▸ Aim of the exercise: Output every line below without omitting or altering anything.

▸ Information given:
· · · · · · ·

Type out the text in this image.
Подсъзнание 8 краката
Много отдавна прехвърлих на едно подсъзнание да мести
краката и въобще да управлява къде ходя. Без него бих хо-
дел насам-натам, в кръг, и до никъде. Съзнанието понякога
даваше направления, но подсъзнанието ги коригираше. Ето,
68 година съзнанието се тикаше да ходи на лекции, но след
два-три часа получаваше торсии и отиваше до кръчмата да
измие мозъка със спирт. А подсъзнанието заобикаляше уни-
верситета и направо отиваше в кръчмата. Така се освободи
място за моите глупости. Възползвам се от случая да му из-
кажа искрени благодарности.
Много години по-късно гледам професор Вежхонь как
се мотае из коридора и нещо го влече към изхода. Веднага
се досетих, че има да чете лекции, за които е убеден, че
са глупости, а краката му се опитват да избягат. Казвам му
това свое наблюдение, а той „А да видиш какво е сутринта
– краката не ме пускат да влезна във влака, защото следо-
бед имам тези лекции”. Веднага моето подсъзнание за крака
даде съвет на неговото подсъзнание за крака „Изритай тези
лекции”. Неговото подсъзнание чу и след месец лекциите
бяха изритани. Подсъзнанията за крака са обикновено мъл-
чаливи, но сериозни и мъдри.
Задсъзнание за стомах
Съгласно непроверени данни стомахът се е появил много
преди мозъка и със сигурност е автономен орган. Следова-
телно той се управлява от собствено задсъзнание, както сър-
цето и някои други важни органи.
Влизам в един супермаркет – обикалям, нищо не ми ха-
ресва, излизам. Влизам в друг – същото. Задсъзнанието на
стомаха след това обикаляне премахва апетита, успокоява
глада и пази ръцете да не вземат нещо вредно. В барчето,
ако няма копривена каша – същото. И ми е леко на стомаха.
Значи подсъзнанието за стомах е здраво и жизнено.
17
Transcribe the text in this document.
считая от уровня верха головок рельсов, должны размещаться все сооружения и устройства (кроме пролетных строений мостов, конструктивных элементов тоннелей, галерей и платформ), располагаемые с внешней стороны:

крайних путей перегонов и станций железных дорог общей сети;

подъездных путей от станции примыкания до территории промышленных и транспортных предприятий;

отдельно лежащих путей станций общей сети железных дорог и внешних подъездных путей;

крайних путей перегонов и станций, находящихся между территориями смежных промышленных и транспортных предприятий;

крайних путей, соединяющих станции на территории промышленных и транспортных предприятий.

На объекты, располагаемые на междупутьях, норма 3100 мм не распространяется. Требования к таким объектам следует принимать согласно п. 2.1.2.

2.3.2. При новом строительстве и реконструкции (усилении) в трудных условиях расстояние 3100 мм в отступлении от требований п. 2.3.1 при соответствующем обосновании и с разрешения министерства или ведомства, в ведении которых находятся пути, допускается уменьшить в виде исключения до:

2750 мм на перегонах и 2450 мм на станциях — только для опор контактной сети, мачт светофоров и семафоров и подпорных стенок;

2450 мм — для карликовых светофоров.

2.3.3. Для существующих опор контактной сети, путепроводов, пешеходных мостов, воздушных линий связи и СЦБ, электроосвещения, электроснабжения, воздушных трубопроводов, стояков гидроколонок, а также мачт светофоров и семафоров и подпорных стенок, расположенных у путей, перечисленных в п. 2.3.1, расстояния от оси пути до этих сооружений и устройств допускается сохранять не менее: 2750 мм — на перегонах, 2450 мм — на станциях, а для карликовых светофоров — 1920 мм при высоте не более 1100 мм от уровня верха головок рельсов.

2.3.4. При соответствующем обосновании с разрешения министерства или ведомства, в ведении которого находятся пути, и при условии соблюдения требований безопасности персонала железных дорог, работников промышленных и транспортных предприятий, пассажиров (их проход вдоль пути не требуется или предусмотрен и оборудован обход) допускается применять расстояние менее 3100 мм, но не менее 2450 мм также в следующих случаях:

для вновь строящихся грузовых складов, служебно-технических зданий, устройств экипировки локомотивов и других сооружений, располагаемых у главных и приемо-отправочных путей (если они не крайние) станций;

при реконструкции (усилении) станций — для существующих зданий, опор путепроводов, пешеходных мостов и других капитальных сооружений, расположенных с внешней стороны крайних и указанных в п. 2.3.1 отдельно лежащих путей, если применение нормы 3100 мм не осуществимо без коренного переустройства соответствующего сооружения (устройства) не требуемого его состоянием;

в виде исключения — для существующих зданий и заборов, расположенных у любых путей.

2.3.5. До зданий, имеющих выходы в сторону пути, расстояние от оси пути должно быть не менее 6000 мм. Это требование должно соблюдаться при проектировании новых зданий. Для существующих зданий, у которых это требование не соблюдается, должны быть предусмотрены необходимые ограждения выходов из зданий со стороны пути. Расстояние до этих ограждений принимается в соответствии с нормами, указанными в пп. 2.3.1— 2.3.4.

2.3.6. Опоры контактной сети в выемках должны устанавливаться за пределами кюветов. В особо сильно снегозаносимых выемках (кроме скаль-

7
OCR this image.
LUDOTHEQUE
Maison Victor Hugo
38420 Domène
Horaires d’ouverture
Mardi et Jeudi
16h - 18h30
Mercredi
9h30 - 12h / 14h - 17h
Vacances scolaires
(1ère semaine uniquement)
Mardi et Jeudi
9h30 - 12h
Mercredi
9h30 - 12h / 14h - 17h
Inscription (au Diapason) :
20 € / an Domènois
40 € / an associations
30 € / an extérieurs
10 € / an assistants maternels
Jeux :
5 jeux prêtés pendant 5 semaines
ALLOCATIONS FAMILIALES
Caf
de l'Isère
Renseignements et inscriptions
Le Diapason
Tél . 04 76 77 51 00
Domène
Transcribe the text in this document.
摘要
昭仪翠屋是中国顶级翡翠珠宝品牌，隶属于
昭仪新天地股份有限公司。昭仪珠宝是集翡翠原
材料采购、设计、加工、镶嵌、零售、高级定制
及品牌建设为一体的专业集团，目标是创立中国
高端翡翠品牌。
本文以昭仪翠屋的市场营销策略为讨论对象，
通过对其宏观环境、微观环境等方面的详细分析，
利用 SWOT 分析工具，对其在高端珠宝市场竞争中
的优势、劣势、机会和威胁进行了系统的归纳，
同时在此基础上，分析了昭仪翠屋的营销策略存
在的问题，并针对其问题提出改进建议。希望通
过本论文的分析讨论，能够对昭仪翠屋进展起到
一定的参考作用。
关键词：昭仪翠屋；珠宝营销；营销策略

· · · · · · ·

▸ Result for this task:
Type out the text in this image.
Подсъзнание 8 краката
Много отдавна прехвърлих на едно подсъзнание да мести
краката и въобще да управлява къде ходя. Без него бих хо-
дел насам-натам, в кръг, и до никъде. Съзнанието понякога
даваше направления, но подсъзнанието ги коригираше. Ето,
68 година съзнанието се тикаше да ходи на лекции, но след
два-три часа получаваше торсии и отиваше до кръчмата да
измие мозъка със спирт. А подсъзнанието заобикаляше уни-
верситета и направо отиваше в кръчмата. Така се освободи
място за моите глупости. Възползвам се от случая да му из-
кажа искрени благодарности.
Много години по-късно гледам професор Вежхонь как
се мотае из коридора и нещо го влече към изхода. Веднага
се досетих, че има да чете лекции, за които е убеден, че
са глупости, а краката му се опитват да избягат. Казвам му
това свое наблюдение, а той „А да видиш какво е сутринта
– краката не ме пускат да влезна във влака, защото следо-
бед имам тези лекции”. Веднага моето подсъзнание за крака
даде съвет на неговото подсъзнание за крака „Изритай тези
лекции”. Неговото подсъзнание чу и след месец лекциите
бяха изритани. Подсъзнанията за крака са обикновено мъл-
чаливи, но сериозни и мъдри.
Задсъзнание за стомах
Съгласно непроверени данни стомахът се е появил много
преди мозъка и със сигурност е автономен орган. Следова-
телно той се управлява от собствено задсъзнание, както сър-
цето и някои други важни органи.
Влизам в един супермаркет – обикалям, нищо не ми ха-
ресва, излизам. Влизам в друг – същото. Задсъзнанието на
стомаха след това обикаляне премахва апетита, успокоява
глада и пази ръцете да не вземат нещо вредно. В барчето,
ако няма копривена каша – същото. И ми е леко на стомаха.
Значи подсъзнанието за стомах е здраво и жизнено.
17
Transcribe the text in this document.
считая от уровня верха головок рельсов, должны размещаться все сооружения и устройства (кроме пролетных строений мостов, конструктивных элементов тоннелей, галерей и платформ), располагаемые с внешней стороны:

крайних путей перегонов и станций железных дорог общей сети;

подъездных путей от станции примыкания до территории промышленных и транспортных предприятий;

отдельно лежащих путей станций общей сети железных дорог и внешних подъездных путей;

крайних путей перегонов и станций, находящихся между территориями смежных промышленных и транспортных предприятий;

крайних путей, соединяющих станции на территории промышленных и транспортных предприятий.

На объекты, располагаемые на междупутьях, норма 3100 мм не распространяется. Требования к таким объектам следует принимать согласно п. 2.1.2.

2.3.2. При новом строительстве и реконструкции (усилении) в трудных условиях расстояние 3100 мм в отступлении от требований п. 2.3.1 при соответствующем обосновании и с разрешения министерства или ведомства, в ведении которых находятся пути, допускается уменьшить в виде исключения до:

2750 мм на перегонах и 2450 мм на станциях — только для опор контактной сети, мачт светофоров и семафоров и подпорных стенок;

2450 мм — для карликовых светофоров.

2.3.3. Для существующих опор контактной сети, путепроводов, пешеходных мостов, воздушных линий связи и СЦБ, электроосвещения, электроснабжения, воздушных трубопроводов, стояков гидроколонок, а также мачт светофоров и семафоров и подпорных стенок, расположенных у путей, перечисленных в п. 2.3.1, расстояния от оси пути до этих сооружений и устройств допускается сохранять не менее: 2750 мм — на перегонах, 2450 мм — на станциях, а для карликовых светофоров — 1920 мм при высоте не более 1100 мм от уровня верха головок рельсов.

2.3.4. При соответствующем обосновании с разрешения министерства или ведомства, в ведении которого находятся пути, и при условии соблюдения требований безопасности персонала железных дорог, работников промышленных и транспортных предприятий, пассажиров (их проход вдоль пути не требуется или предусмотрен и оборудован обход) допускается применять расстояние менее 3100 мм, но не менее 2450 мм также в следующих случаях:

для вновь строящихся грузовых складов, служебно-технических зданий, устройств экипировки локомотивов и других сооружений, располагаемых у главных и приемо-отправочных путей (если они не крайние) станций;

при реконструкции (усилении) станций — для существующих зданий, опор путепроводов, пешеходных мостов и других капитальных сооружений, расположенных с внешней стороны крайних и указанных в п. 2.3.1 отдельно лежащих путей, если применение нормы 3100 мм не осуществимо без коренного переустройства соответствующего сооружения (устройства) не требуемого его состоянием;

в виде исключения — для существующих зданий и заборов, расположенных у любых путей.

2.3.5. До зданий, имеющих выходы в сторону пути, расстояние от оси пути должно быть не менее 6000 мм. Это требование должно соблюдаться при проектировании новых зданий. Для существующих зданий, у которых это требование не соблюдается, должны быть предусмотрены необходимые ограждения выходов из зданий со стороны пути. Расстояние до этих ограждений принимается в соответствии с нормами, указанными в пп. 2.3.1— 2.3.4.

2.3.6. Опоры контактной сети в выемках должны устанавливаться за пределами кюветов. В особо сильно снегозаносимых выемках (кроме скаль-

7
OCR this image.
LUDOTHEQUE
Maison Victor Hugo
38420 Domène
Horaires d’ouverture
Mardi et Jeudi
16h - 18h30
Mercredi
9h30 - 12h / 14h - 17h
Vacances scolaires
(1ère semaine uniquement)
Mardi et Jeudi
9h30 - 12h
Mercredi
9h30 - 12h / 14h - 17h
Inscription (au Diapason) :
20 € / an Domènois
40 € / an associations
30 € / an extérieurs
10 € / an assistants maternels
Jeux :
5 jeux prêtés pendant 5 semaines
ALLOCATIONS FAMILIALES
Caf
de l'Isère
Renseignements et inscriptions
Le Diapason
Tél . 04 76 77 51 00
Domène
Transcribe the text in this document.
摘要
昭仪翠屋是中国顶级翡翠珠宝品牌，隶属于
昭仪新天地股份有限公司。昭仪珠宝是集翡翠原
材料采购、设计、加工、镶嵌、零售、高级定制
及品牌建设为一体的专业集团，目标是创立中国
高端翡翠品牌。
本文以昭仪翠屋的市场营销策略为讨论对象，
通过对其宏观环境、微观环境等方面的详细分析，
利用 SWOT 分析工具，对其在高端珠宝市场竞争中
的优势、劣势、机会和威胁进行了系统的归纳，
同时在此基础上，分析了昭仪翠屋的营销策略存
在的问题，并针对其问题提出改进建议。希望通
过本论文的分析讨论，能够对昭仪翠屋进展起到
一定的参考作用。
关键词：昭仪翠屋；珠宝营销；营销策略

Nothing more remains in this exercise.